• REQUIRED TASK:
Exactly as written, please set down all of the entries again, with no pictures.
=-=-=
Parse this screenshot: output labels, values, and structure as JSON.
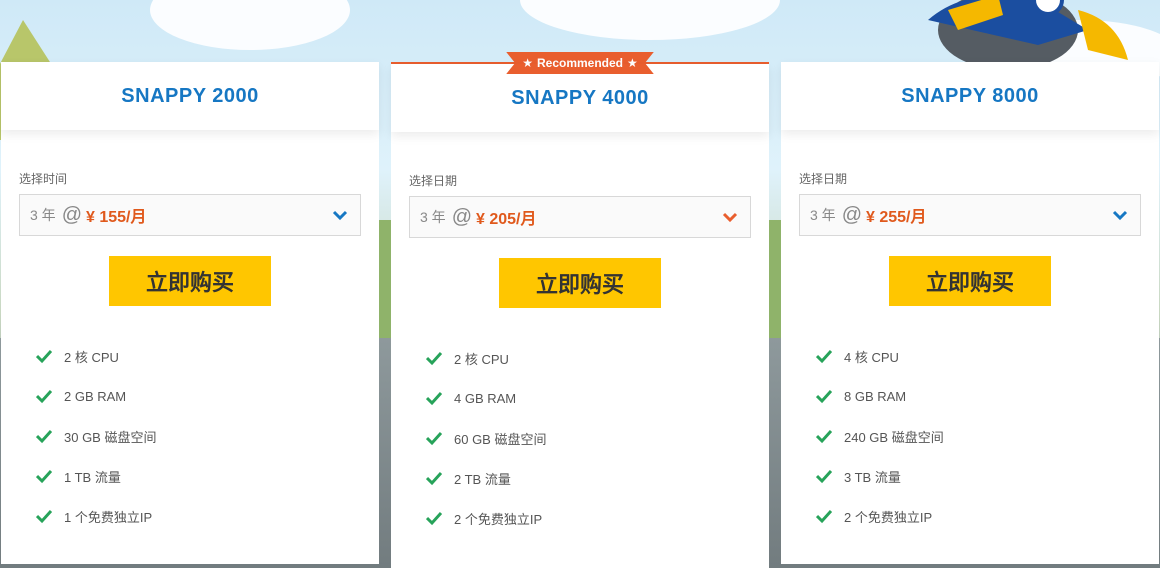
{
  "colors": {
    "accent_blue": "#1677c3",
    "price_orange": "#e0591c",
    "buy_yellow": "#ffc600",
    "ribbon_orange": "#e95e2e",
    "check_green": "#27a35a"
  },
  "plans": [
    {
      "name": "SNAPPY 2000",
      "period_label": "选择时间",
      "years": "3 年",
      "at": "@",
      "price": "¥ 155/月",
      "buy_label": "立即购买",
      "features": [
        "2 核 CPU",
        "2 GB RAM",
        "30 GB 磁盘空间",
        "1 TB 流量",
        "1 个免费独立IP"
      ]
    },
    {
      "name": "SNAPPY 4000",
      "badge": "Recommended",
      "period_label": "选择日期",
      "years": "3 年",
      "at": "@",
      "price": "¥ 205/月",
      "buy_label": "立即购买",
      "features": [
        "2 核 CPU",
        "4 GB RAM",
        "60 GB 磁盘空间",
        "2 TB 流量",
        "2 个免费独立IP"
      ]
    },
    {
      "name": "SNAPPY 8000",
      "period_label": "选择日期",
      "years": "3 年",
      "at": "@",
      "price": "¥ 255/月",
      "buy_label": "立即购买",
      "features": [
        "4 核 CPU",
        "8 GB RAM",
        "240 GB 磁盘空间",
        "3 TB 流量",
        "2 个免费独立IP"
      ]
    }
  ]
}
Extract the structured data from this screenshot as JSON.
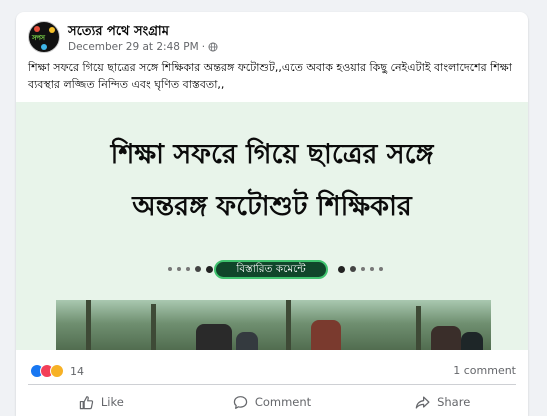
{
  "post": {
    "page_name": "সত্যের পথে সংগ্রাম",
    "timestamp": "December 29 at 2:48 PM",
    "separator": "·",
    "audience_icon": "globe-icon",
    "caption": "শিক্ষা সফরে গিয়ে ছাত্রের সঙ্গে শিক্ষিকার অন্তরঙ্গ ফটোশুট,,এতে অবাক হওয়ার কিছু নেইএটাই বাংলাদেশের শিক্ষা ব্যবস্থার লজ্জিত নিন্দিত এবং ঘৃণিত  বাস্তবতা,,"
  },
  "image": {
    "headline_line1": "শিক্ষা সফরে গিয়ে ছাত্রের সঙ্গে",
    "headline_line2": "অন্তরঙ্গ ফটোশুট শিক্ষিকার",
    "pill_label": "বিস্তারিত কমেন্টে"
  },
  "stats": {
    "reactions": [
      "like",
      "love",
      "haha"
    ],
    "reaction_count": "14",
    "comment_count": "1 comment"
  },
  "actions": {
    "like": "Like",
    "comment": "Comment",
    "share": "Share"
  },
  "colors": {
    "accent": "#1877f2",
    "pill_bg": "#10462a",
    "pill_border": "#40c36f",
    "image_bg": "#e8f4ea"
  }
}
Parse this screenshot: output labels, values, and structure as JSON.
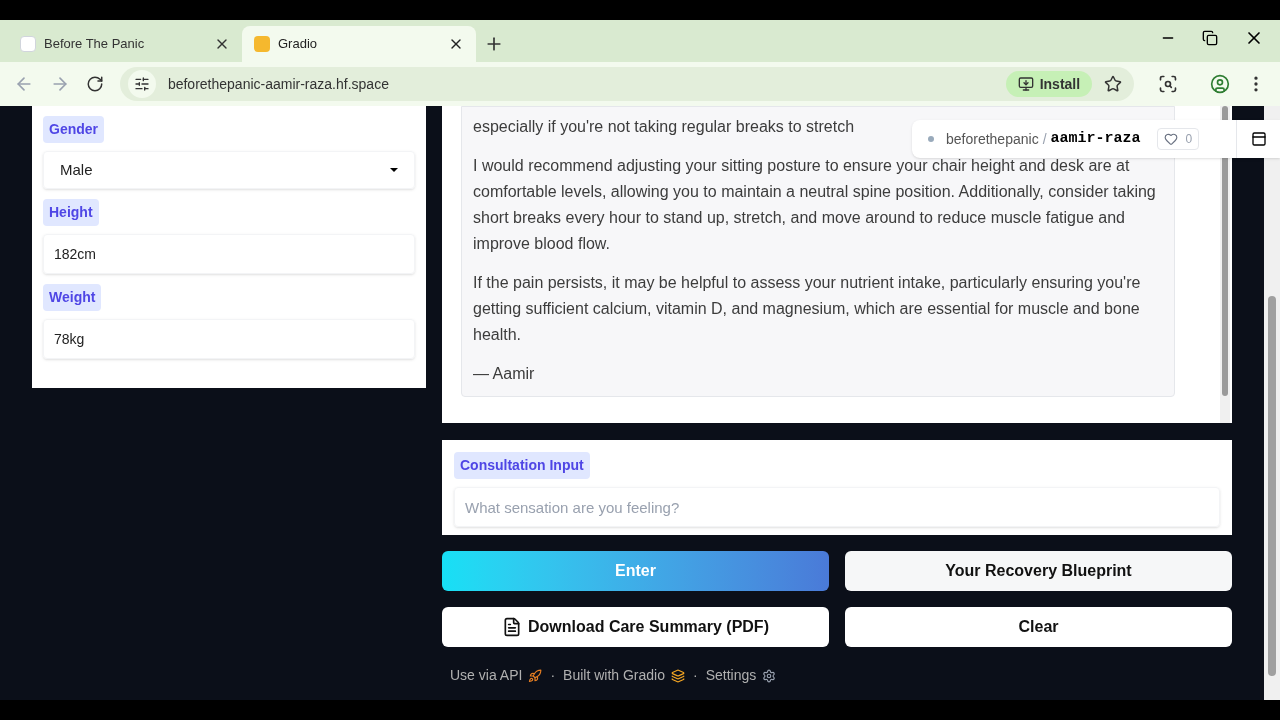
{
  "browser": {
    "tabs": [
      {
        "title": "Before The Panic",
        "selected": false
      },
      {
        "title": "Gradio",
        "selected": true
      }
    ],
    "url": "beforethepanic-aamir-raza.hf.space",
    "install_label": "Install"
  },
  "profile_fields": [
    {
      "label": "Gender",
      "value": "Male",
      "kind": "dropdown"
    },
    {
      "label": "Height",
      "value": "182cm",
      "kind": "text"
    },
    {
      "label": "Weight",
      "value": "78kg",
      "kind": "text"
    }
  ],
  "chat": {
    "paragraphs": [
      "especially if you're not taking regular breaks to stretch",
      "I would recommend adjusting your sitting posture to ensure your chair height and desk are at comfortable levels, allowing you to maintain a neutral spine position. Additionally, consider taking short breaks every hour to stand up, stretch, and move around to reduce muscle fatigue and improve blood flow.",
      "If the pain persists, it may be helpful to assess your nutrient intake, particularly ensuring you're getting sufficient calcium, vitamin D, and magnesium, which are essential for muscle and bone health.",
      "— Aamir"
    ]
  },
  "space_badge": {
    "owner": "beforethepanic",
    "separator": "/",
    "name": "aamir-raza",
    "likes": "0"
  },
  "consultation": {
    "label": "Consultation Input",
    "placeholder": "What sensation are you feeling?"
  },
  "buttons": [
    {
      "label": "Enter",
      "kind": "primary"
    },
    {
      "label": "Your Recovery Blueprint",
      "kind": "secondary"
    },
    {
      "label": "Download Care Summary (PDF)",
      "kind": "download"
    },
    {
      "label": "Clear",
      "kind": "plain"
    }
  ],
  "footer": [
    {
      "label": "Use via API",
      "kind": "api"
    },
    {
      "label": "Built with Gradio",
      "kind": "gradio"
    },
    {
      "label": "Settings",
      "kind": "settings"
    }
  ],
  "footer_separator": "·"
}
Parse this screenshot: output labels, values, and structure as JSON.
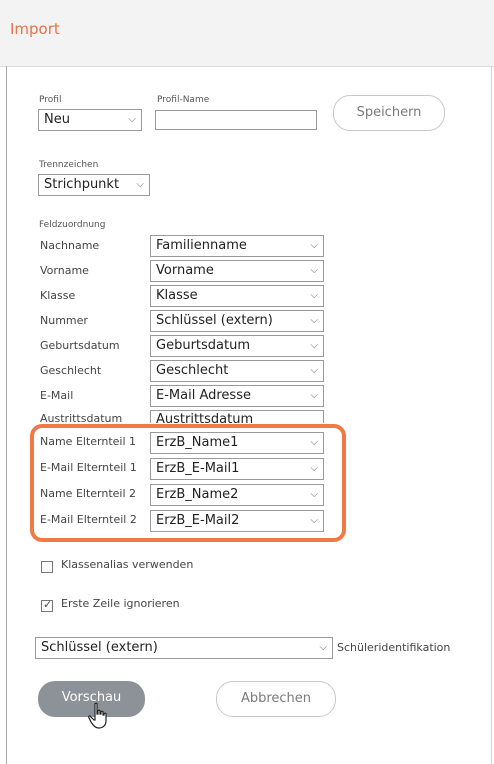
{
  "dialog": {
    "title": "Import"
  },
  "profile": {
    "profil_label": "Profil",
    "profil_value": "Neu",
    "profil_name_label": "Profil-Name",
    "profil_name_value": "",
    "save_label": "Speichern"
  },
  "separator": {
    "label": "Trennzeichen",
    "value": "Strichpunkt"
  },
  "mapping": {
    "label": "Feldzuordnung",
    "rows": [
      {
        "label": "Nachname",
        "value": "Familienname"
      },
      {
        "label": "Vorname",
        "value": "Vorname"
      },
      {
        "label": "Klasse",
        "value": "Klasse"
      },
      {
        "label": "Nummer",
        "value": "Schlüssel (extern)"
      },
      {
        "label": "Geburtsdatum",
        "value": "Geburtsdatum"
      },
      {
        "label": "Geschlecht",
        "value": "Geschlecht"
      },
      {
        "label": "E-Mail",
        "value": "E-Mail Adresse"
      },
      {
        "label": "Austrittsdatum",
        "value": "Austrittsdatum"
      },
      {
        "label": "Name Elternteil 1",
        "value": "ErzB_Name1"
      },
      {
        "label": "E-Mail Elternteil 1",
        "value": "ErzB_E-Mail1"
      },
      {
        "label": "Name Elternteil 2",
        "value": "ErzB_Name2"
      },
      {
        "label": "E-Mail Elternteil 2",
        "value": "ErzB_E-Mail2"
      }
    ]
  },
  "options": {
    "class_alias": {
      "label": "Klassenalias verwenden",
      "checked": false
    },
    "ignore_first_row": {
      "label": "Erste Zeile ignorieren",
      "checked": true
    }
  },
  "identification": {
    "value": "Schlüssel (extern)",
    "label": "Schüleridentifikation"
  },
  "actions": {
    "preview": "Vorschau",
    "cancel": "Abbrechen"
  },
  "icons": {
    "dropdown": "chevron-down-icon",
    "checkmark": "check-icon",
    "cursor": "hand-cursor-icon"
  },
  "colors": {
    "title": "#e8734a",
    "highlight": "#f07a45",
    "primary_button": "#8c9298"
  }
}
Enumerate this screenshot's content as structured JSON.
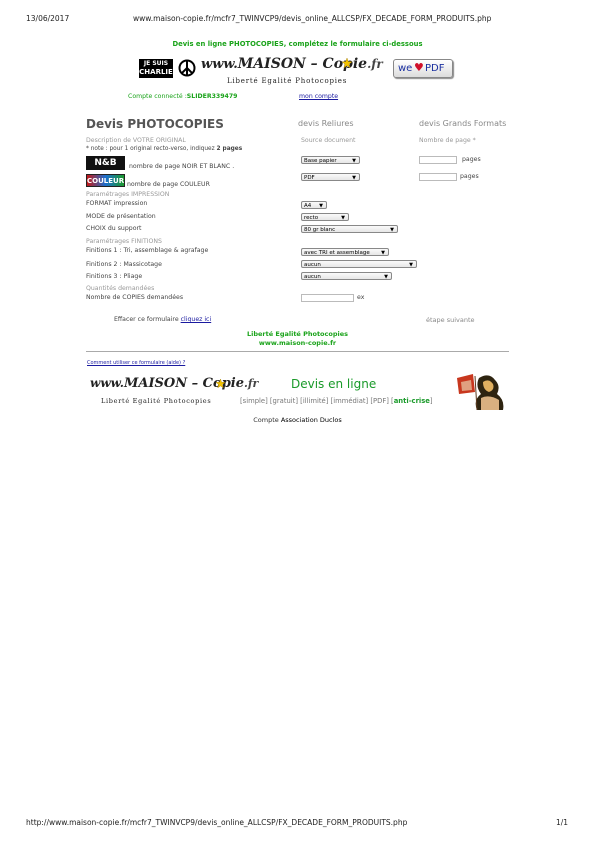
=-=-=
• CORRECT ANSWER:
Parse this screenshot: output labels, values, and structure as JSON.
{
  "colors": {
    "accent_blue": "#1677c3",
    "price_orange": "#e0591c",
    "buy_yellow": "#ffc600",
    "ribbon_orange": "#e95e2e",
    "check_green": "#27a35a"
  },
  "plans": [
    {
      "name": "SNAPPY 2000",
      "period_label": "选择时间",
      "years": "3 年",
      "at": "@",
      "price": "¥ 155/月",
      "buy_label": "立即购买",
      "features": [
        "2 核 CPU",
        "2 GB RAM",
        "30 GB 磁盘空间",
        "1 TB 流量",
        "1 个免费独立IP"
      ]
    },
    {
      "name": "SNAPPY 4000",
      "badge": "Recommended",
      "period_label": "选择日期",
      "years": "3 年",
      "at": "@",
      "price": "¥ 205/月",
      "buy_label": "立即购买",
      "features": [
        "2 核 CPU",
        "4 GB RAM",
        "60 GB 磁盘空间",
        "2 TB 流量",
        "2 个免费独立IP"
      ]
    },
    {
      "name": "SNAPPY 8000",
      "period_label": "选择日期",
      "years": "3 年",
      "at": "@",
      "price": "¥ 255/月",
      "buy_label": "立即购买",
      "features": [
        "4 核 CPU",
        "8 GB RAM",
        "240 GB 磁盘空间",
        "3 TB 流量",
        "2 个免费独立IP"
      ]
    }
  ]
}
Extract the structured data from this screenshot as JSON.
{
  "post": {
    "page_name": "সত্যের পথে সংগ্রাম",
    "timestamp": "December 29 at 2:48 PM",
    "separator": "·",
    "audience_icon": "globe-icon",
    "caption": "শিক্ষা সফরে গিয়ে ছাত্রের সঙ্গে শিক্ষিকার অন্তরঙ্গ ফটোশুট,,এতে অবাক হওয়ার কিছু নেইএটাই বাংলাদেশের শিক্ষা ব্যবস্থার লজ্জিত নিন্দিত এবং ঘৃণিত  বাস্তবতা,,"
  },
  "image": {
    "headline_line1": "শিক্ষা সফরে গিয়ে ছাত্রের সঙ্গে",
    "headline_line2": "অন্তরঙ্গ ফটোশুট শিক্ষিকার",
    "pill_label": "বিস্তারিত কমেন্টে"
  },
  "stats": {
    "reactions": [
      "like",
      "love",
      "haha"
    ],
    "reaction_count": "14",
    "comment_count": "1 comment"
  },
  "actions": {
    "like": "Like",
    "comment": "Comment",
    "share": "Share"
  },
  "colors": {
    "accent": "#1877f2",
    "pill_bg": "#10462a",
    "pill_border": "#40c36f",
    "image_bg": "#e8f4ea"
  }
}
Parse this screenshot: output labels, values, and structure as JSON.
{
  "browser": {
    "tabs": [
      {
        "title": "Before The Panic",
        "selected": false
      },
      {
        "title": "Gradio",
        "selected": true
      }
    ],
    "url": "beforethepanic-aamir-raza.hf.space",
    "install_label": "Install"
  },
  "profile_fields": [
    {
      "label": "Gender",
      "value": "Male",
      "kind": "dropdown"
    },
    {
      "label": "Height",
      "value": "182cm",
      "kind": "text"
    },
    {
      "label": "Weight",
      "value": "78kg",
      "kind": "text"
    }
  ],
  "chat": {
    "paragraphs": [
      "especially if you're not taking regular breaks to stretch",
      "I would recommend adjusting your sitting posture to ensure your chair height and desk are at comfortable levels, allowing you to maintain a neutral spine position. Additionally, consider taking short breaks every hour to stand up, stretch, and move around to reduce muscle fatigue and improve blood flow.",
      "If the pain persists, it may be helpful to assess your nutrient intake, particularly ensuring you're getting sufficient calcium, vitamin D, and magnesium, which are essential for muscle and bone health.",
      "— Aamir"
    ]
  },
  "space_badge": {
    "owner": "beforethepanic",
    "separator": "/",
    "name": "aamir-raza",
    "likes": "0"
  },
  "consultation": {
    "label": "Consultation Input",
    "placeholder": "What sensation are you feeling?"
  },
  "buttons": [
    {
      "label": "Enter",
      "kind": "primary"
    },
    {
      "label": "Your Recovery Blueprint",
      "kind": "secondary"
    },
    {
      "label": "Download Care Summary (PDF)",
      "kind": "download"
    },
    {
      "label": "Clear",
      "kind": "plain"
    }
  ],
  "footer": [
    {
      "label": "Use via API",
      "kind": "api"
    },
    {
      "label": "Built with Gradio",
      "kind": "gradio"
    },
    {
      "label": "Settings",
      "kind": "settings"
    }
  ],
  "footer_separator": "·"
}
Parse this screenshot: output labels, values, and structure as JSON.
{
  "dialog": {
    "title": "Import"
  },
  "profile": {
    "profil_label": "Profil",
    "profil_value": "Neu",
    "profil_name_label": "Profil-Name",
    "profil_name_value": "",
    "save_label": "Speichern"
  },
  "separator": {
    "label": "Trennzeichen",
    "value": "Strichpunkt"
  },
  "mapping": {
    "label": "Feldzuordnung",
    "rows": [
      {
        "label": "Nachname",
        "value": "Familienname"
      },
      {
        "label": "Vorname",
        "value": "Vorname"
      },
      {
        "label": "Klasse",
        "value": "Klasse"
      },
      {
        "label": "Nummer",
        "value": "Schlüssel (extern)"
      },
      {
        "label": "Geburtsdatum",
        "value": "Geburtsdatum"
      },
      {
        "label": "Geschlecht",
        "value": "Geschlecht"
      },
      {
        "label": "E-Mail",
        "value": "E-Mail Adresse"
      },
      {
        "label": "Austrittsdatum",
        "value": "Austrittsdatum"
      },
      {
        "label": "Name Elternteil 1",
        "value": "ErzB_Name1"
      },
      {
        "label": "E-Mail Elternteil 1",
        "value": "ErzB_E-Mail1"
      },
      {
        "label": "Name Elternteil 2",
        "value": "ErzB_Name2"
      },
      {
        "label": "E-Mail Elternteil 2",
        "value": "ErzB_E-Mail2"
      }
    ]
  },
  "options": {
    "class_alias": {
      "label": "Klassenalias verwenden",
      "checked": false
    },
    "ignore_first_row": {
      "label": "Erste Zeile ignorieren",
      "checked": true
    }
  },
  "identification": {
    "value": "Schlüssel (extern)",
    "label": "Schüleridentifikation"
  },
  "actions": {
    "preview": "Vorschau",
    "cancel": "Abbrechen"
  },
  "icons": {
    "dropdown": "chevron-down-icon",
    "checkmark": "check-icon",
    "cursor": "hand-cursor-icon"
  },
  "colors": {
    "title": "#e8734a",
    "highlight": "#f07a45",
    "primary_button": "#8c9298"
  }
}
Enumerate this screenshot's content as structured JSON.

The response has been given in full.